(Records from a collection of figures)
.....

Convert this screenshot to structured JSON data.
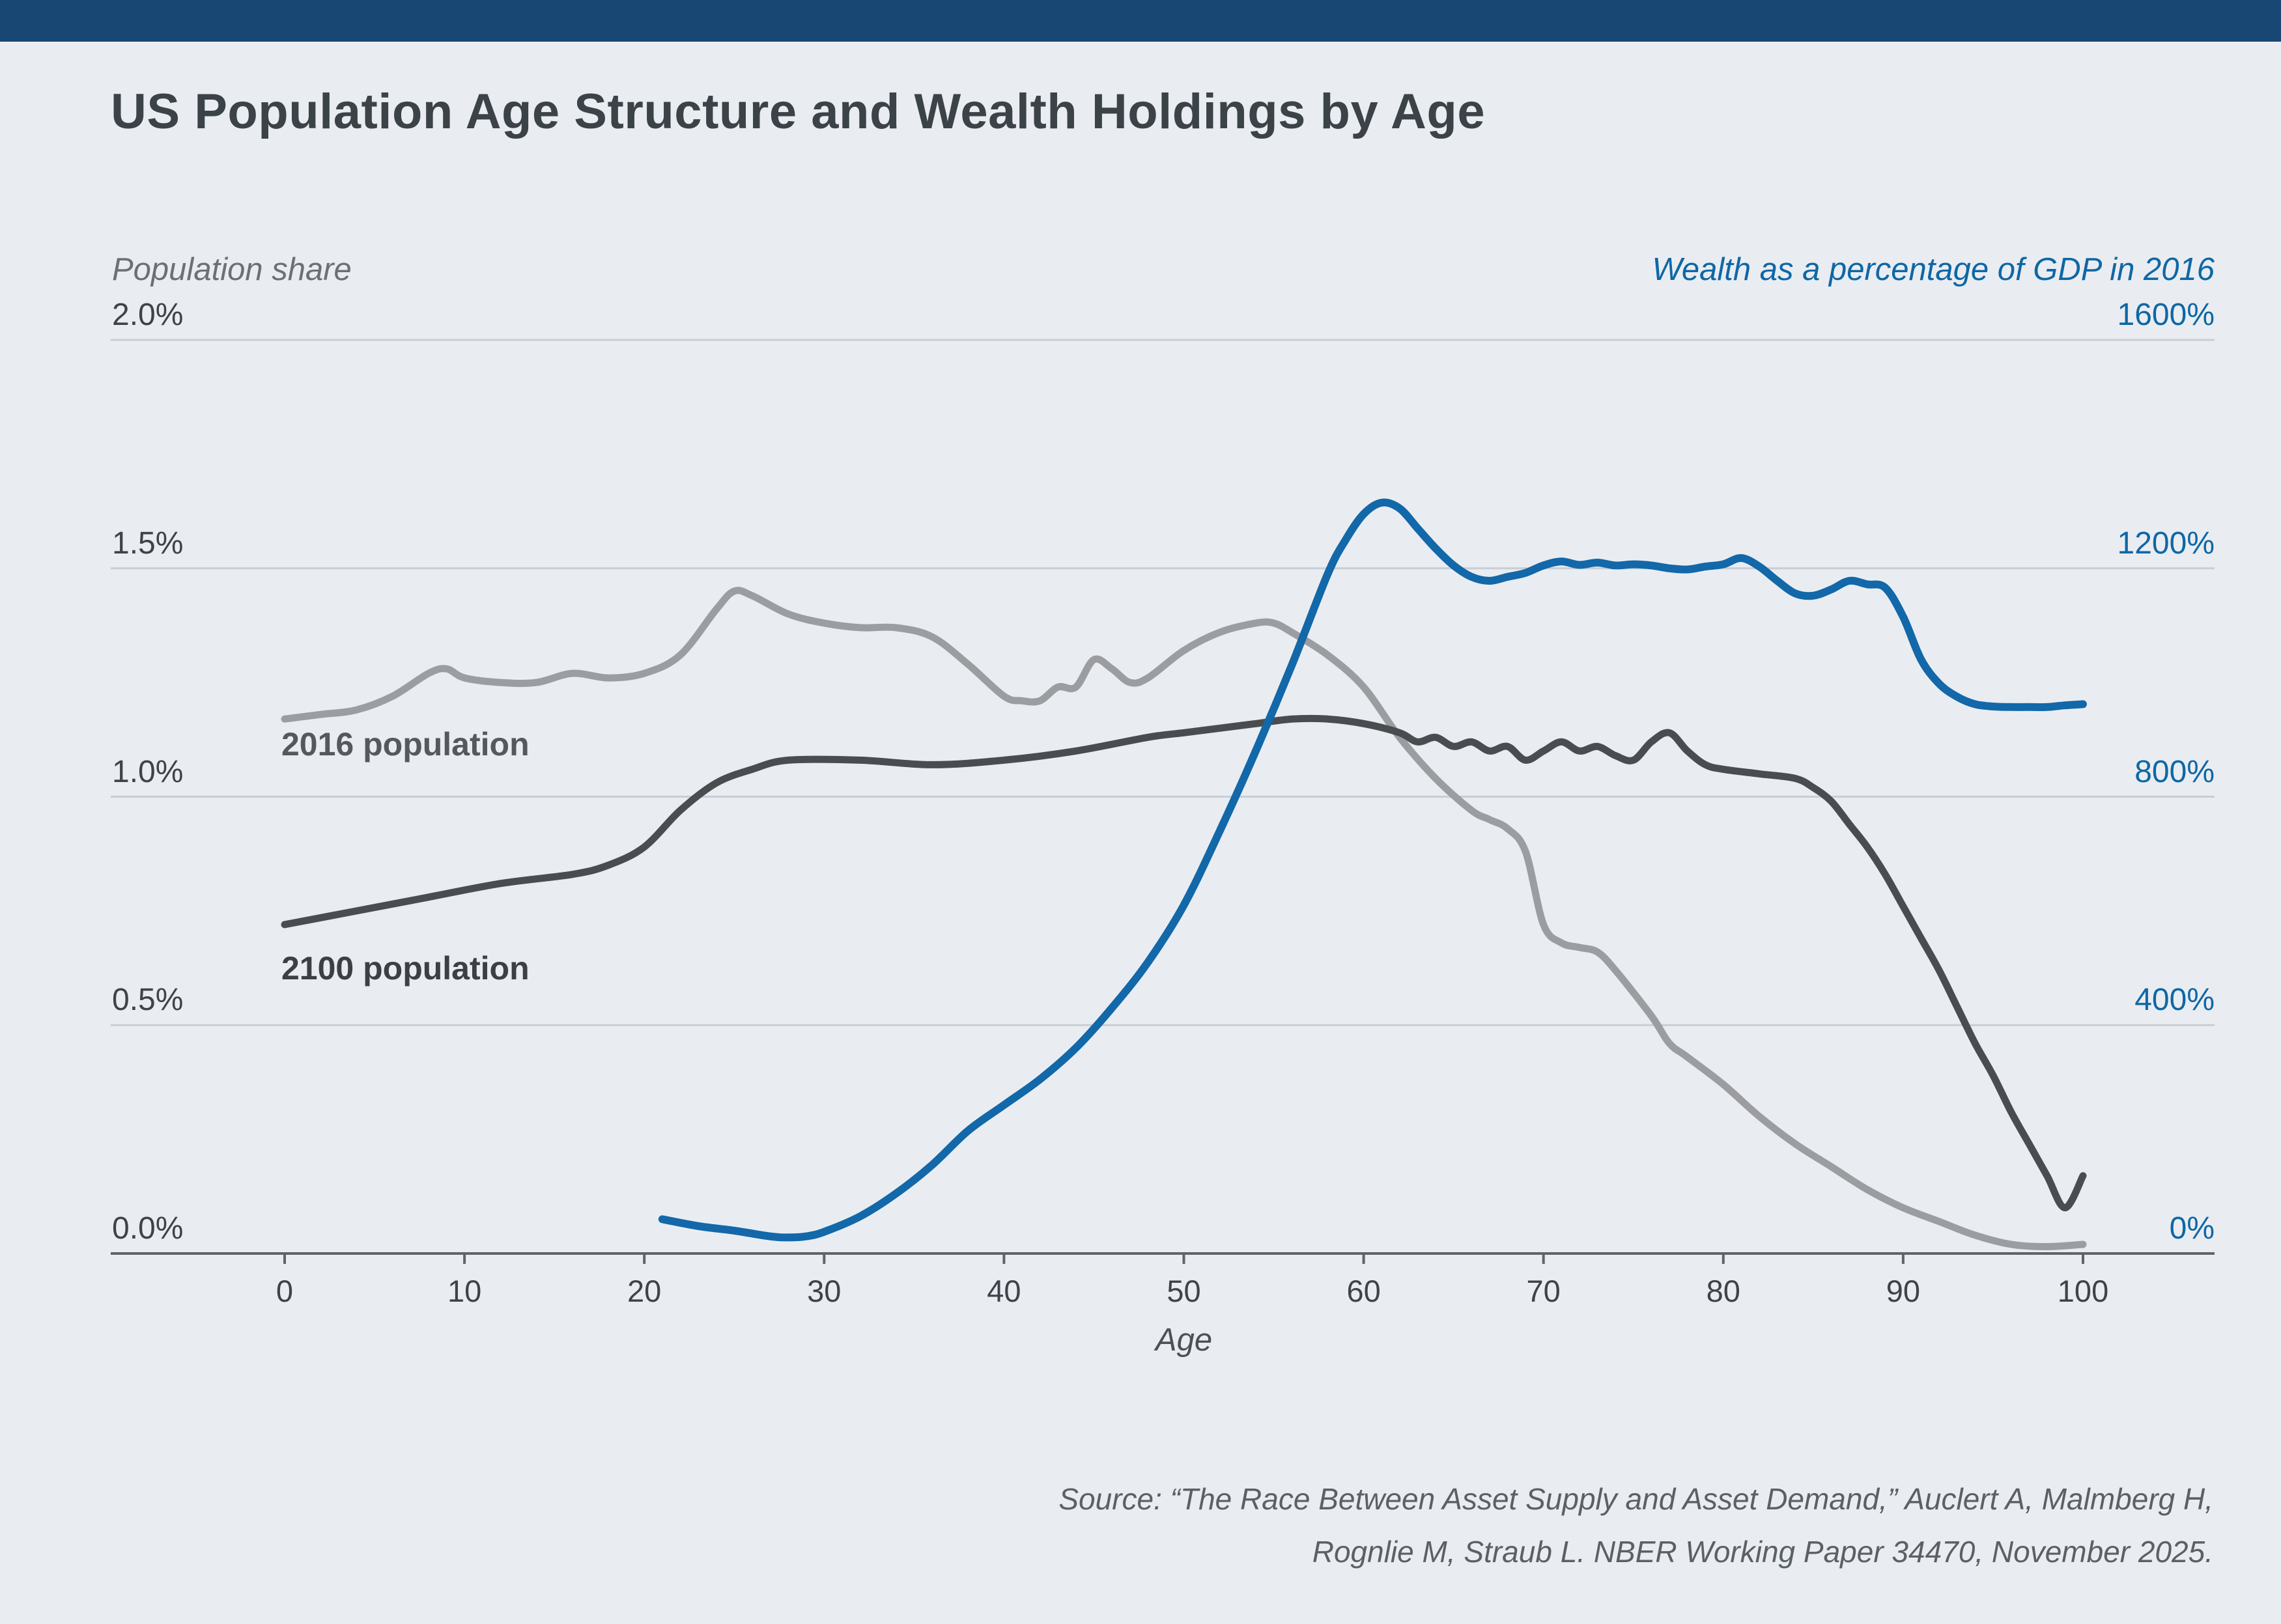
{
  "page": {
    "title": "US Population Age Structure and Wealth Holdings by Age",
    "source_line1": "Source: “The Race Between Asset Supply and Asset Demand,” Auclert A, Malmberg H,",
    "source_line2": "Rognlie M, Straub L. NBER Working Paper 34470, November 2025.",
    "colors": {
      "background": "#e9edf2",
      "top_bar": "#174772",
      "blue_accent": "#1268a8",
      "gray_series": "#9b9da0",
      "dark_series": "#4a4d50",
      "gridline": "#c7ced5",
      "axis_line": "#5f646a"
    }
  },
  "chart_data": {
    "type": "line",
    "title": "US Population Age Structure and Wealth Holdings by Age",
    "left_axis": {
      "label": "Population share",
      "tick_labels": [
        "2.0%",
        "1.5%",
        "1.0%",
        "0.5%",
        "0.0%"
      ],
      "tick_values": [
        2.0,
        1.5,
        1.0,
        0.5,
        0.0
      ],
      "range": [
        0,
        2.0
      ]
    },
    "right_axis": {
      "label": "Wealth as a percentage of GDP in 2016",
      "tick_labels": [
        "1600%",
        "1200%",
        "800%",
        "400%",
        "0%"
      ],
      "tick_values": [
        1600,
        1200,
        800,
        400,
        0
      ],
      "range": [
        0,
        1600
      ]
    },
    "x_axis": {
      "label": "Age",
      "tick_values": [
        0,
        10,
        20,
        30,
        40,
        50,
        60,
        70,
        80,
        90,
        100
      ],
      "range": [
        0,
        100
      ]
    },
    "series": [
      {
        "name": "2016 population",
        "axis": "left",
        "color": "#9b9da0",
        "stroke_width": 11,
        "x": [
          0,
          2,
          4,
          6,
          8,
          9,
          10,
          12,
          14,
          16,
          18,
          20,
          22,
          24,
          25,
          26,
          28,
          30,
          32,
          34,
          36,
          38,
          40,
          41,
          42,
          43,
          44,
          45,
          46,
          47,
          48,
          50,
          52,
          54,
          55,
          56,
          58,
          60,
          62,
          64,
          66,
          67,
          68,
          69,
          70,
          71,
          72,
          73,
          74,
          76,
          77,
          78,
          80,
          82,
          84,
          86,
          88,
          90,
          92,
          94,
          96,
          98,
          100
        ],
        "y": [
          1.17,
          1.18,
          1.19,
          1.22,
          1.27,
          1.28,
          1.26,
          1.25,
          1.25,
          1.27,
          1.26,
          1.27,
          1.31,
          1.41,
          1.45,
          1.44,
          1.4,
          1.38,
          1.37,
          1.37,
          1.35,
          1.29,
          1.22,
          1.21,
          1.21,
          1.24,
          1.24,
          1.3,
          1.28,
          1.25,
          1.26,
          1.32,
          1.36,
          1.38,
          1.38,
          1.36,
          1.31,
          1.24,
          1.13,
          1.04,
          0.97,
          0.95,
          0.93,
          0.88,
          0.72,
          0.68,
          0.67,
          0.66,
          0.62,
          0.52,
          0.46,
          0.43,
          0.37,
          0.3,
          0.24,
          0.19,
          0.14,
          0.1,
          0.07,
          0.04,
          0.02,
          0.015,
          0.02
        ]
      },
      {
        "name": "2100 population",
        "axis": "left",
        "color": "#4a4d50",
        "stroke_width": 11,
        "x": [
          0,
          4,
          8,
          12,
          16,
          18,
          20,
          22,
          24,
          26,
          28,
          32,
          36,
          40,
          44,
          48,
          50,
          52,
          54,
          56,
          58,
          60,
          62,
          63,
          64,
          65,
          66,
          67,
          68,
          69,
          70,
          71,
          72,
          73,
          74,
          75,
          76,
          77,
          78,
          79,
          80,
          82,
          84,
          85,
          86,
          87,
          88,
          89,
          90,
          91,
          92,
          93,
          94,
          95,
          96,
          97,
          98,
          99,
          100
        ],
        "y": [
          0.72,
          0.75,
          0.78,
          0.81,
          0.83,
          0.85,
          0.89,
          0.97,
          1.03,
          1.06,
          1.08,
          1.08,
          1.07,
          1.08,
          1.1,
          1.13,
          1.14,
          1.15,
          1.16,
          1.17,
          1.17,
          1.16,
          1.14,
          1.12,
          1.13,
          1.11,
          1.12,
          1.1,
          1.11,
          1.08,
          1.1,
          1.12,
          1.1,
          1.11,
          1.09,
          1.08,
          1.12,
          1.14,
          1.1,
          1.07,
          1.06,
          1.05,
          1.04,
          1.02,
          0.99,
          0.94,
          0.89,
          0.83,
          0.76,
          0.69,
          0.62,
          0.54,
          0.46,
          0.39,
          0.31,
          0.24,
          0.17,
          0.1,
          0.17
        ]
      },
      {
        "name": "Wealth as a percentage of GDP in 2016",
        "axis": "right",
        "color": "#1268a8",
        "stroke_width": 12,
        "x": [
          21,
          23,
          25,
          27,
          28,
          29,
          30,
          32,
          34,
          36,
          38,
          40,
          42,
          44,
          46,
          48,
          50,
          52,
          54,
          56,
          58,
          59,
          60,
          61,
          62,
          63,
          64,
          65,
          66,
          67,
          68,
          69,
          70,
          71,
          72,
          73,
          74,
          75,
          76,
          77,
          78,
          79,
          80,
          81,
          82,
          83,
          84,
          85,
          86,
          87,
          88,
          89,
          90,
          91,
          92,
          93,
          94,
          95,
          96,
          97,
          98,
          99,
          100
        ],
        "y": [
          60,
          48,
          40,
          30,
          28,
          30,
          38,
          65,
          105,
          155,
          215,
          260,
          305,
          360,
          430,
          510,
          610,
          740,
          880,
          1030,
          1190,
          1250,
          1295,
          1315,
          1305,
          1270,
          1235,
          1205,
          1185,
          1178,
          1185,
          1192,
          1205,
          1212,
          1206,
          1210,
          1205,
          1207,
          1205,
          1200,
          1198,
          1203,
          1207,
          1218,
          1203,
          1178,
          1156,
          1152,
          1163,
          1178,
          1172,
          1166,
          1115,
          1040,
          998,
          975,
          962,
          958,
          957,
          957,
          957,
          960,
          962
        ]
      }
    ],
    "series_inline_labels": [
      {
        "text": "2016 population"
      },
      {
        "text": "2100 population"
      }
    ],
    "legend_position": "inline",
    "grid": true
  }
}
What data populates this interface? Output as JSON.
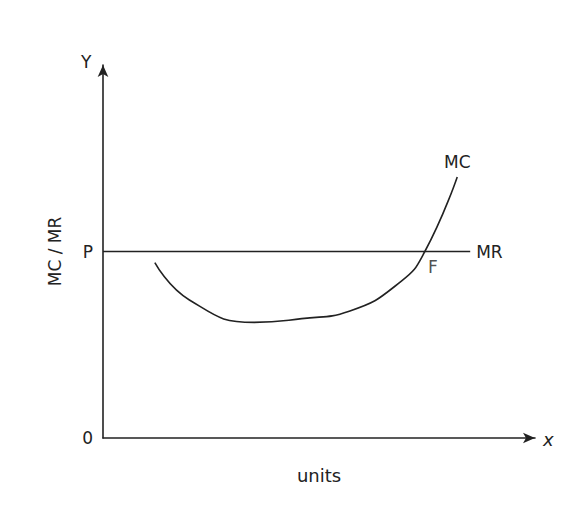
{
  "chart_data": {
    "type": "line",
    "x_label": "units",
    "y_label": "MC / MR",
    "x_axis_name": "x",
    "y_axis_name": "Y",
    "xlim": [
      0,
      10
    ],
    "ylim": [
      0,
      10
    ],
    "xticks": [],
    "yticks": [
      0,
      {
        "value": 5,
        "label": "P"
      }
    ],
    "tick_labels": "y",
    "grid": false,
    "series": [
      {
        "name": "MC",
        "color": "#222222",
        "line_style": "solid",
        "x": [
          1.2,
          2.0,
          3.5,
          4.6,
          5.7,
          6.9,
          7.45,
          8.2
        ],
        "values": [
          4.7,
          3.7,
          3.1,
          3.2,
          3.4,
          4.2,
          5.0,
          7.0
        ]
      },
      {
        "name": "MR",
        "color": "#222222",
        "line_style": "solid",
        "x": [
          0,
          8.5
        ],
        "values": [
          5.0,
          5.0
        ]
      }
    ],
    "annotations": [
      {
        "text": "F",
        "x": 7.45,
        "y": 5.0
      }
    ]
  }
}
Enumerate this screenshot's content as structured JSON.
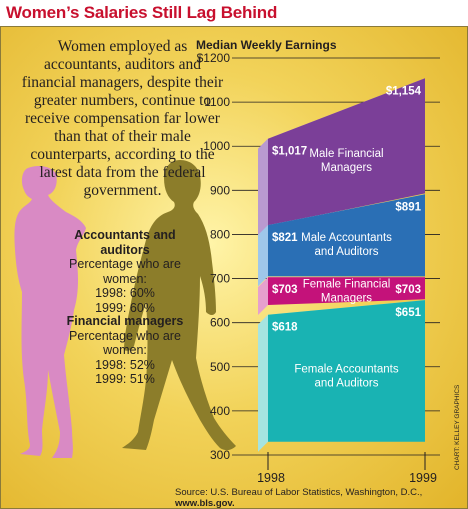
{
  "title": "Women’s Salaries Still Lag Behind",
  "intro_text": "Women employed as accountants, auditors and financial managers, despite their greater numbers, continue to receive compensation far lower than that of their male counterparts, according to the latest data from the federal government.",
  "stats": [
    {
      "heading": "Accountants and auditors",
      "label": "Percentage who are women:",
      "line1": "1998: 60%",
      "line2": "1999: 60%"
    },
    {
      "heading": "Financial managers",
      "label": "Percentage who are women:",
      "line1": "1998: 52%",
      "line2": "1999: 51%"
    }
  ],
  "source": "Source: U.S. Bureau of Labor Statistics, Washington, D.C., ",
  "source_url": "www.bls.gov.",
  "credit": "CHART: KELLEY GRAPHICS",
  "colors": {
    "title": "#c8102e",
    "male_financial": "#7b3f98",
    "male_accountants": "#2a6fb5",
    "female_financial": "#c4127a",
    "female_accountants": "#19b3b3",
    "woman_silhouette": "#d98ac4",
    "man_silhouette": "#8c7d2a"
  },
  "chart_data": {
    "type": "area",
    "title": "Median Weekly Earnings",
    "x": [
      "1998",
      "1999"
    ],
    "ylim": [
      300,
      1200
    ],
    "y_ticks": [
      "$1200",
      "1100",
      "1000",
      "900",
      "800",
      "700",
      "600",
      "500",
      "400",
      "300"
    ],
    "series": [
      {
        "name": "Male Financial Managers",
        "values": [
          1017,
          1154
        ],
        "labels": [
          "$1,017",
          "$1,154"
        ],
        "color": "#7b3f98"
      },
      {
        "name": "Male Accountants and Auditors",
        "values": [
          821,
          891
        ],
        "labels": [
          "$821",
          "$891"
        ],
        "color": "#2a6fb5"
      },
      {
        "name": "Female Financial Managers",
        "values": [
          703,
          703
        ],
        "labels": [
          "$703",
          "$703"
        ],
        "color": "#c4127a"
      },
      {
        "name": "Female Accountants and Auditors",
        "values": [
          618,
          651
        ],
        "labels": [
          "$618",
          "$651"
        ],
        "color": "#19b3b3"
      }
    ]
  }
}
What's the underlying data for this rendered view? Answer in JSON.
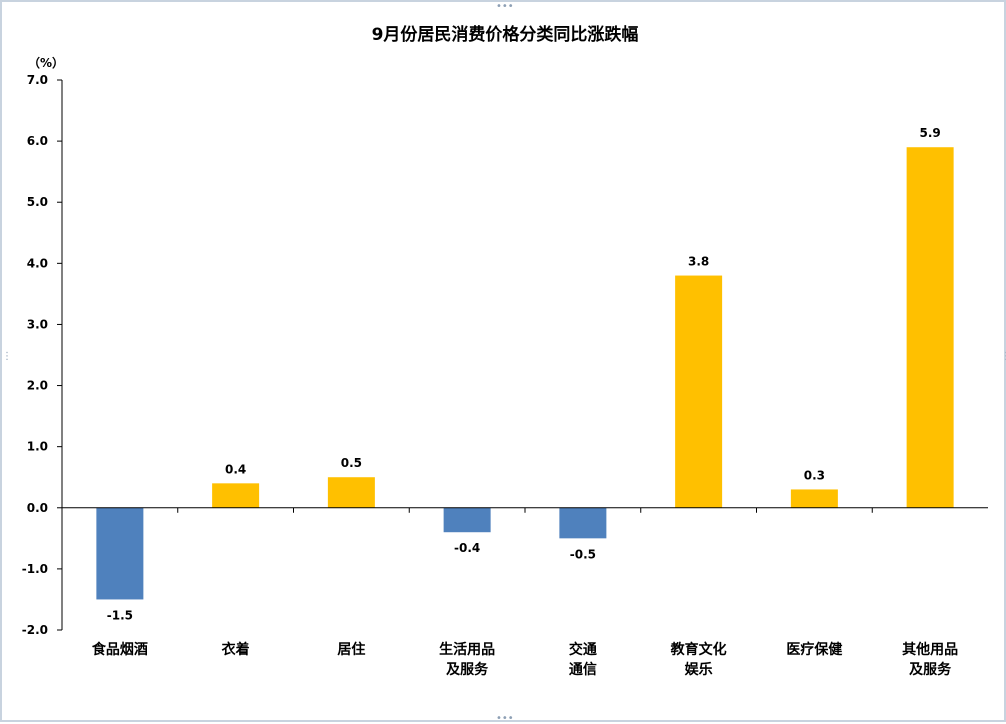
{
  "chart_data": {
    "type": "bar",
    "title": "9月份居民消费价格分类同比涨跌幅",
    "unit": "（%）",
    "categories": [
      [
        "食品烟酒"
      ],
      [
        "衣着"
      ],
      [
        "居住"
      ],
      [
        "生活用品",
        "及服务"
      ],
      [
        "交通",
        "通信"
      ],
      [
        "教育文化",
        "娱乐"
      ],
      [
        "医疗保健"
      ],
      [
        "其他用品",
        "及服务"
      ]
    ],
    "values": [
      -1.5,
      0.4,
      0.5,
      -0.4,
      -0.5,
      3.8,
      0.3,
      5.9
    ],
    "value_labels": [
      "-1.5",
      "0.4",
      "0.5",
      "-0.4",
      "-0.5",
      "3.8",
      "0.3",
      "5.9"
    ],
    "yticks": [
      "7.0",
      "6.0",
      "5.0",
      "4.0",
      "3.0",
      "2.0",
      "1.0",
      "0.0",
      "-1.0",
      "-2.0"
    ],
    "ylim": [
      -2.0,
      7.0
    ],
    "grid": false,
    "legend": "none",
    "colors": {
      "positive": "#FFC000",
      "negative": "#4F81BD",
      "axis": "#000000"
    }
  }
}
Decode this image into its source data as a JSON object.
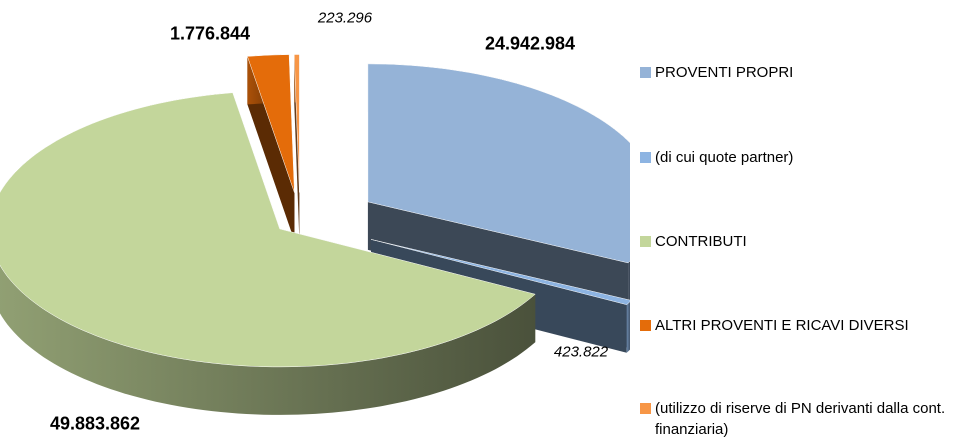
{
  "chart_data": {
    "type": "pie",
    "categories": [
      "PROVENTI PROPRI",
      "(di cui quote partner)",
      "CONTRIBUTI",
      "ALTRI PROVENTI E RICAVI DIVERSI",
      "(utilizzo di riserve di PN derivanti dalla cont. finanziaria)"
    ],
    "values": [
      24942984,
      423822,
      49883862,
      1776844,
      223296
    ],
    "value_labels": [
      "24.942.984",
      "423.822",
      "49.883.862",
      "1.776.844",
      "223.296"
    ],
    "colors": [
      "#95b3d7",
      "#8db4e2",
      "#c3d69b",
      "#e46c0a",
      "#f79646"
    ],
    "legend": "right"
  }
}
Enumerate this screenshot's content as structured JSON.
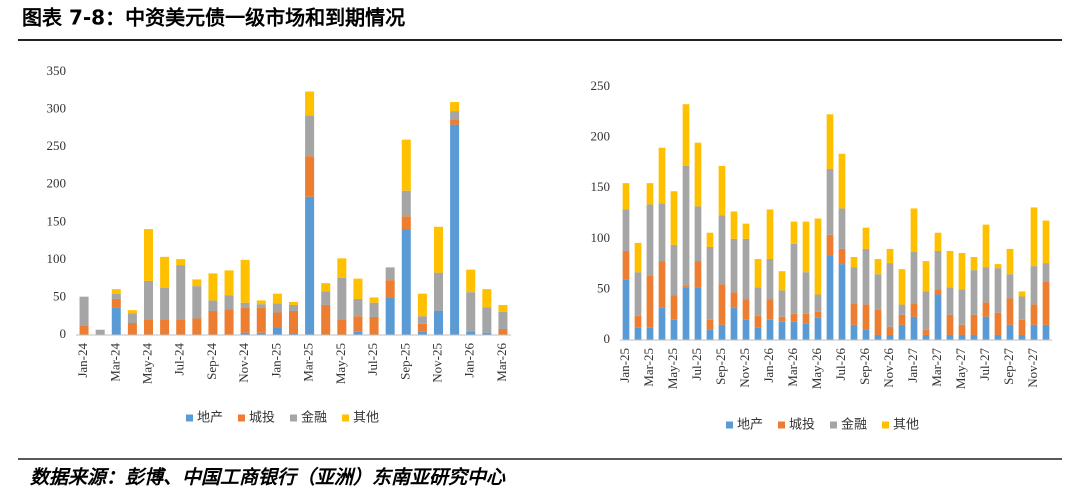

.....

▸ Task description
Pull out all lines of the data with the string "PROVENTI".

▸ Response
      "PROVENTI PROPRI",
      "ALTRI PROVENTI E RICAVI DIVERSI",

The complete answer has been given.